Filter the listing and keep only the lines with the word "their".

**** SOURCE DATA ****

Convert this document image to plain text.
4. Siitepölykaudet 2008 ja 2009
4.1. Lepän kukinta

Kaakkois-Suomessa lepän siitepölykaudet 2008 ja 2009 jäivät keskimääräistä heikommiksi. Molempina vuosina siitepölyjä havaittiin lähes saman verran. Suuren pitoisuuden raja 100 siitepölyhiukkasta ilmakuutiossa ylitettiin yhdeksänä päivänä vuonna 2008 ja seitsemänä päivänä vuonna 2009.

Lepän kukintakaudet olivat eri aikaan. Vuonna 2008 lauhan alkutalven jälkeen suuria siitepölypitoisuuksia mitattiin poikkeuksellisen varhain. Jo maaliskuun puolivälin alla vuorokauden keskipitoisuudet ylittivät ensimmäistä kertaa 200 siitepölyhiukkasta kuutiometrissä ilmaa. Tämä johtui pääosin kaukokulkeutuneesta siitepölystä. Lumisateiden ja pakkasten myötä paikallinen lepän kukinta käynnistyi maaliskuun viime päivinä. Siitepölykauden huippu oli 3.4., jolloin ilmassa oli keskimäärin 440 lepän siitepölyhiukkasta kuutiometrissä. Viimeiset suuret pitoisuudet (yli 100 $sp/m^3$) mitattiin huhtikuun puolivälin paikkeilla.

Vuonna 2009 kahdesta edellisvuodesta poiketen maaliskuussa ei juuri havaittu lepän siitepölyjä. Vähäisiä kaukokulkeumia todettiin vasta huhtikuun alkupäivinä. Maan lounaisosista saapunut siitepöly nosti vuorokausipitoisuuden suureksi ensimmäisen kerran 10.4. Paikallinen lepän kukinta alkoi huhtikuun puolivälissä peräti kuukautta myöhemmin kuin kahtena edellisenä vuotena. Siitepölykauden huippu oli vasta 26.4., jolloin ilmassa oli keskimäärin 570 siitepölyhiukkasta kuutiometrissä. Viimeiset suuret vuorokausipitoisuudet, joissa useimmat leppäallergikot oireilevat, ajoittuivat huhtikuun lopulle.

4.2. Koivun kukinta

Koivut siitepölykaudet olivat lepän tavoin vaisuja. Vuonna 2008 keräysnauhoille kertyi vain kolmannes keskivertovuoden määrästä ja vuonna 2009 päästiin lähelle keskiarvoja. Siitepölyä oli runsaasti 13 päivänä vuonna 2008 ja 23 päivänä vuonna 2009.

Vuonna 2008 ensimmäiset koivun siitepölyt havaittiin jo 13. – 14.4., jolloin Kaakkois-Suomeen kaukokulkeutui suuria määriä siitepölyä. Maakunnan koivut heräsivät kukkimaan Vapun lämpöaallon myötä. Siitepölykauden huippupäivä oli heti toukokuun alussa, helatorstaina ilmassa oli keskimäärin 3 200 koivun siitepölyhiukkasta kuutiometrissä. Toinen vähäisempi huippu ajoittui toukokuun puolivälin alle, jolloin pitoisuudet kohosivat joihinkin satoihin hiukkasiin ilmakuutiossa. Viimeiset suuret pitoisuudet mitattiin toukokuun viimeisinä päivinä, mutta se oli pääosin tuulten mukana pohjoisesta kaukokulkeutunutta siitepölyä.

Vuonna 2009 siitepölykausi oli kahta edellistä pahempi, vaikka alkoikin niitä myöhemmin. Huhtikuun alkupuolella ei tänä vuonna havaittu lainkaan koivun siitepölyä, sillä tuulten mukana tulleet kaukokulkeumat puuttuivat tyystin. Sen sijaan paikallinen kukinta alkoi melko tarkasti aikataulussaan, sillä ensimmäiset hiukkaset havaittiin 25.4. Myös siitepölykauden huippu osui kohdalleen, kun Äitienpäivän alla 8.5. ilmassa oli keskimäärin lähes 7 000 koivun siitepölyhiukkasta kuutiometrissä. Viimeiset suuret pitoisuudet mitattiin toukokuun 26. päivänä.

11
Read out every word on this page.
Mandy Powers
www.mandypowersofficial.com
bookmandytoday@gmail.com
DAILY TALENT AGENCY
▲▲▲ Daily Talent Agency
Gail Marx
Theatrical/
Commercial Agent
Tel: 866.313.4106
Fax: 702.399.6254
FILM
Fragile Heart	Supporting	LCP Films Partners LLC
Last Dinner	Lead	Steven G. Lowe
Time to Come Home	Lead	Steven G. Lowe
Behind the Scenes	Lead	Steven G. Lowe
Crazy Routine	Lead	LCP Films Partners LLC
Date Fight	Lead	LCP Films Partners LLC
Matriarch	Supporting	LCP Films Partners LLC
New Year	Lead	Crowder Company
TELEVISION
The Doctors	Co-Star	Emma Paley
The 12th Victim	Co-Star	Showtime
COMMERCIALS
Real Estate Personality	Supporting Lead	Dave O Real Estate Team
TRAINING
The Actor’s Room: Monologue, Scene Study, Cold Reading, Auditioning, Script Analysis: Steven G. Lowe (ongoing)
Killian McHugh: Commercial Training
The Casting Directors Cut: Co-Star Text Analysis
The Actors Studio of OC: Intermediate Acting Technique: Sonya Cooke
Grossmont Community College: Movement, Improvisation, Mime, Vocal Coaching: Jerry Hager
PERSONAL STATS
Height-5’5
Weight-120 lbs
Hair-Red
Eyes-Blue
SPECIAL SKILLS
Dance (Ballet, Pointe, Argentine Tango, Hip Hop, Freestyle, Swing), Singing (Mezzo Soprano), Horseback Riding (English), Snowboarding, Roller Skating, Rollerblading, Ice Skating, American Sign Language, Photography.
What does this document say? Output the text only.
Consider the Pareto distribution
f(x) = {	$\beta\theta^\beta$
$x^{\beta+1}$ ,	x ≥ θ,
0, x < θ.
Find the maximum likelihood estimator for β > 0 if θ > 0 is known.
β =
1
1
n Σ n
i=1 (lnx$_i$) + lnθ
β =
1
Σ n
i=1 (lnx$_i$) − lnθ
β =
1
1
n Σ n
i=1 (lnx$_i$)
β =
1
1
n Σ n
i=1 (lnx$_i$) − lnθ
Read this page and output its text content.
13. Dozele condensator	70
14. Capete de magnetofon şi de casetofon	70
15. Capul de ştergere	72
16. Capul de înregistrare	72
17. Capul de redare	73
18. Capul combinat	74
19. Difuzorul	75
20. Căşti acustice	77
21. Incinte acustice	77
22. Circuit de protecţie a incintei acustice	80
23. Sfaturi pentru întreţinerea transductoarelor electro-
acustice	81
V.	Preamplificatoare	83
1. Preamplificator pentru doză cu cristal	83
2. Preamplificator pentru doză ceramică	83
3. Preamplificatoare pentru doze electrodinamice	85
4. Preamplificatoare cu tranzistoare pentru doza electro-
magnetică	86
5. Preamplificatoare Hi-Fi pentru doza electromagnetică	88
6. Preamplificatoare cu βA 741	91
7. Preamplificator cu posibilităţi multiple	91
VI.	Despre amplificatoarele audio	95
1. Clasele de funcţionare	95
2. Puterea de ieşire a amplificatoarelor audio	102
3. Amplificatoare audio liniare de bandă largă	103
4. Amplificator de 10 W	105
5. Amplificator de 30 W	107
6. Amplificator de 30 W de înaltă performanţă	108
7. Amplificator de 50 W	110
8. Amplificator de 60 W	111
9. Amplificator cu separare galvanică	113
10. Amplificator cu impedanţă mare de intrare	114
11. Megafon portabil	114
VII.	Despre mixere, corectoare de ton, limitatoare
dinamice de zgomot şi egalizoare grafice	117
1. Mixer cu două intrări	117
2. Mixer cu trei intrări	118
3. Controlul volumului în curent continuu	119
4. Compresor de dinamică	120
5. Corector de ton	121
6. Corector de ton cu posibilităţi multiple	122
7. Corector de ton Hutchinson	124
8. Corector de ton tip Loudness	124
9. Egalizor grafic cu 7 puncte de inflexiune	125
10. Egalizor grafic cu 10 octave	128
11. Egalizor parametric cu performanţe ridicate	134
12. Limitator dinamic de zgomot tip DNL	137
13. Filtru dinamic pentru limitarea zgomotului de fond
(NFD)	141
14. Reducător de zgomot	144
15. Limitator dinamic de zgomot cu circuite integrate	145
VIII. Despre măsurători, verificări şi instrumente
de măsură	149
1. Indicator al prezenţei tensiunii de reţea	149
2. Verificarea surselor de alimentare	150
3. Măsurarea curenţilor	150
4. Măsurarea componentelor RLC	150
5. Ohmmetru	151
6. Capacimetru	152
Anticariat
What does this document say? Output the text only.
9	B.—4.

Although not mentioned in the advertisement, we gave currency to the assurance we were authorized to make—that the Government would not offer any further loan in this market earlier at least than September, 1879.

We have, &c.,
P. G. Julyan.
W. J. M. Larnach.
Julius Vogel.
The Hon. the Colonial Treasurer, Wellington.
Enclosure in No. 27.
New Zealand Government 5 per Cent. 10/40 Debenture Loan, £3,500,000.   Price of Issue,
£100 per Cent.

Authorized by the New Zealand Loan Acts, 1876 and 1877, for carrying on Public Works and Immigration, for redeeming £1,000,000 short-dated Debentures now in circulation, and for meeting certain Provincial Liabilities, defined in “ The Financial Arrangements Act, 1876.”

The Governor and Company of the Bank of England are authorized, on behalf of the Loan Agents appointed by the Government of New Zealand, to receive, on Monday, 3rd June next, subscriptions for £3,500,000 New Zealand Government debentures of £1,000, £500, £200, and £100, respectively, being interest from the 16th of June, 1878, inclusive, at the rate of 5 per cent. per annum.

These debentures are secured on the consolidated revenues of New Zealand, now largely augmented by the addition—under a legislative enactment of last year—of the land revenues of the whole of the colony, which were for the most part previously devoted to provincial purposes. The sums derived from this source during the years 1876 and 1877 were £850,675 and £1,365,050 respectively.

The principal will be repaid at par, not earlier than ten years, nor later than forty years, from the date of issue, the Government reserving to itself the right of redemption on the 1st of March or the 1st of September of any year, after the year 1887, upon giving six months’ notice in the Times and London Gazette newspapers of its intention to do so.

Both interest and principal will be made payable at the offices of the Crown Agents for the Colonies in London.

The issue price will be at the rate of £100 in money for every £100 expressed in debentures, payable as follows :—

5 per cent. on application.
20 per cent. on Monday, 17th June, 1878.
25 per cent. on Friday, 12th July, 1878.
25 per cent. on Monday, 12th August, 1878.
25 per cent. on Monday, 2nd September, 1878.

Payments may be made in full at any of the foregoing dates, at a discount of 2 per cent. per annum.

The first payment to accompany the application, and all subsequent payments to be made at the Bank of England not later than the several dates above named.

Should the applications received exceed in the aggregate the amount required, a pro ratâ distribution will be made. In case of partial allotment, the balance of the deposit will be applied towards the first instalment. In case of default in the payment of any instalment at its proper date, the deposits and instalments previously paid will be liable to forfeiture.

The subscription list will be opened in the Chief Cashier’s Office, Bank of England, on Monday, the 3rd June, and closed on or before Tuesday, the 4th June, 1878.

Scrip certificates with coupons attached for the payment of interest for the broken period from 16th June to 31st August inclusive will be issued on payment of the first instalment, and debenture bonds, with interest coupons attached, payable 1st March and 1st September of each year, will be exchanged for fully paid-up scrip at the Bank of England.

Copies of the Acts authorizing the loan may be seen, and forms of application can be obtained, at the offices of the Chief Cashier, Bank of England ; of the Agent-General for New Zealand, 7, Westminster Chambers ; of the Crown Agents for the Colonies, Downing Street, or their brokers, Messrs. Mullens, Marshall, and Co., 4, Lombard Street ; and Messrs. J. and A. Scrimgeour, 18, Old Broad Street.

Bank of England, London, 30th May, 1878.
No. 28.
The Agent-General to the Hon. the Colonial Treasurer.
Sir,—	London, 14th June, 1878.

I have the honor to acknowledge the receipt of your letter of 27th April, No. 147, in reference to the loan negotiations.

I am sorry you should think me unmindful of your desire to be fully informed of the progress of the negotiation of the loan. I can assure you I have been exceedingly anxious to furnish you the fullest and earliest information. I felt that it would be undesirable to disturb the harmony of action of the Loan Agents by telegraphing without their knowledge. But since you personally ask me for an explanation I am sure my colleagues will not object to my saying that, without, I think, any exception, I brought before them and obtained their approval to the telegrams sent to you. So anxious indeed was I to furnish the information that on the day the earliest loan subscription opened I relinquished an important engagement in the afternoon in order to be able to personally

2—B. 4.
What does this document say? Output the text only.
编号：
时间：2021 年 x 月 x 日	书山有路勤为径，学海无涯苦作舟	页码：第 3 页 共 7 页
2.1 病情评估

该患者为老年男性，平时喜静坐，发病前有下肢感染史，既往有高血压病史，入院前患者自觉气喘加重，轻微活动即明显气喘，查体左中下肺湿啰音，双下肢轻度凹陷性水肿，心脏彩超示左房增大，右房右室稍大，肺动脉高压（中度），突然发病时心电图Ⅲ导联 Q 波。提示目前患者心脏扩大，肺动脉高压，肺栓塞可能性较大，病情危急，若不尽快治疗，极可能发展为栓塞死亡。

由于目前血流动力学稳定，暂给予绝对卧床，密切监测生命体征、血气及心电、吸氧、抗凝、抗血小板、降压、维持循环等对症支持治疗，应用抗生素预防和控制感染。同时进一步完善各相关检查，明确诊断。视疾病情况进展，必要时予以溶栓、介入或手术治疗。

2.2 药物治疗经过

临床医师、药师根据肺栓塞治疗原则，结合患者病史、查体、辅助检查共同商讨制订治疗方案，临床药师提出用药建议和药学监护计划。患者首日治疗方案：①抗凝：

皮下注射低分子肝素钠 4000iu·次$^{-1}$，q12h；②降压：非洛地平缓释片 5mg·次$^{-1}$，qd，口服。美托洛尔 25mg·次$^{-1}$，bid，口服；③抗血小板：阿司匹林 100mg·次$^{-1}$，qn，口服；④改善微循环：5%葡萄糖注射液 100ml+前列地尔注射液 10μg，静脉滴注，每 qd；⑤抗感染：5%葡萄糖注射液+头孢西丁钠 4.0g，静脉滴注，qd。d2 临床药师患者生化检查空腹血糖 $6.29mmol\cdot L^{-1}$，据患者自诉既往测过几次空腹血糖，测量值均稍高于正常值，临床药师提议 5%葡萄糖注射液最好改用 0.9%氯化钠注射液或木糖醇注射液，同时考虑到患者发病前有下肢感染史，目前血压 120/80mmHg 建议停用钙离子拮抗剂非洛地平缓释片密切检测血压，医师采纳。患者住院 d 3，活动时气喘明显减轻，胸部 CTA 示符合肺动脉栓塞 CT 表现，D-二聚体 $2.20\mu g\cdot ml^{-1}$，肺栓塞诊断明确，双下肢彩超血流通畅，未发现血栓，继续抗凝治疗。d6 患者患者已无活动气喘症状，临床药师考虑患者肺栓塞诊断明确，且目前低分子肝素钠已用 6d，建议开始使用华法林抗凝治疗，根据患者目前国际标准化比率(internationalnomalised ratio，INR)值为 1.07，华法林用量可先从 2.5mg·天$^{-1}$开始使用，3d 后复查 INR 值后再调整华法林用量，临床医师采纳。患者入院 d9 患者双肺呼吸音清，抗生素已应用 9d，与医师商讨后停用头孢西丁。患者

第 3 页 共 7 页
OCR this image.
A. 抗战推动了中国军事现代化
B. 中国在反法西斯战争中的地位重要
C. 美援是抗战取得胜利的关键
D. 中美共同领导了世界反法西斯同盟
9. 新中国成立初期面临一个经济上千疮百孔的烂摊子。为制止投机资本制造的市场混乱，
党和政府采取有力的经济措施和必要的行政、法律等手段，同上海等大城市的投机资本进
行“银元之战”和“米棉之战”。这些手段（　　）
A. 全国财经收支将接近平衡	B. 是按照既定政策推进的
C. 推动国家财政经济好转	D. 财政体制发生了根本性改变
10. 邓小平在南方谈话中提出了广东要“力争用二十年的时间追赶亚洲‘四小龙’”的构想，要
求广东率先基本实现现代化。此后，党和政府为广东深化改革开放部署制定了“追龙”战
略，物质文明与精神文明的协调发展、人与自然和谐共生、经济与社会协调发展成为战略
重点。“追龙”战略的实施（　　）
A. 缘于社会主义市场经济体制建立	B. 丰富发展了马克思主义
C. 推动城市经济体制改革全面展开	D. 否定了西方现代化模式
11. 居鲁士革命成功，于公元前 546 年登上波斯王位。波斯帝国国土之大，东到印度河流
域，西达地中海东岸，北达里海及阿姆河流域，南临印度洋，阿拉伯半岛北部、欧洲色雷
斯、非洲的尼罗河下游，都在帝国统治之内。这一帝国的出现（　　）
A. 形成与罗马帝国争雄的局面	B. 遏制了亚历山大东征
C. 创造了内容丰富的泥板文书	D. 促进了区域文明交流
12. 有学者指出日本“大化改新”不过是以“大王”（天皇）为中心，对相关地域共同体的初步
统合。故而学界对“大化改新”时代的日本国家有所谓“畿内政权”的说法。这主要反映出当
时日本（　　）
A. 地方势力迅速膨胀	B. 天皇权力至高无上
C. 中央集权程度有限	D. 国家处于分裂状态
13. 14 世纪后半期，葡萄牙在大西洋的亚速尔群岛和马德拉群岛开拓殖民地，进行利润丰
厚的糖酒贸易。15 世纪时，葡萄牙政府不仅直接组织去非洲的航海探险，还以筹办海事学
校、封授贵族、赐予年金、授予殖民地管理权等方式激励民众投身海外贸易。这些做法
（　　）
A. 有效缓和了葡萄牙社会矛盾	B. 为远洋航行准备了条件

****

:: RESULT ::
Copies of the Acts authorizing the loan may be seen, and forms of application can be obtained, at the offices of the Chief Cashier, Bank of England ; of the Agent-General for New Zealand, 7, Westminster Chambers ; of the Crown Agents for the Colonies, Downing Street, or their brokers, Messrs. Mullens, Marshall, and Co., 4, Lombard Street ; and Messrs. J. and A. Scrimgeour, 18, Old Broad Street.
I am sorry you should think me unmindful of your desire to be fully informed of the progress of the negotiation of the loan. I can assure you I have been exceedingly anxious to furnish you the fullest and earliest information. I felt that it would be undesirable to disturb the harmony of action of the Loan Agents by telegraphing without their knowledge. But since you personally ask me for an explanation I am sure my colleagues will not object to my saying that, without, I think, any exception, I brought before them and obtained their approval to the telegrams sent to you. So anxious indeed was I to furnish the information that on the day the earliest loan subscription opened I relinquished an important engagement in the afternoon in order to be able to personally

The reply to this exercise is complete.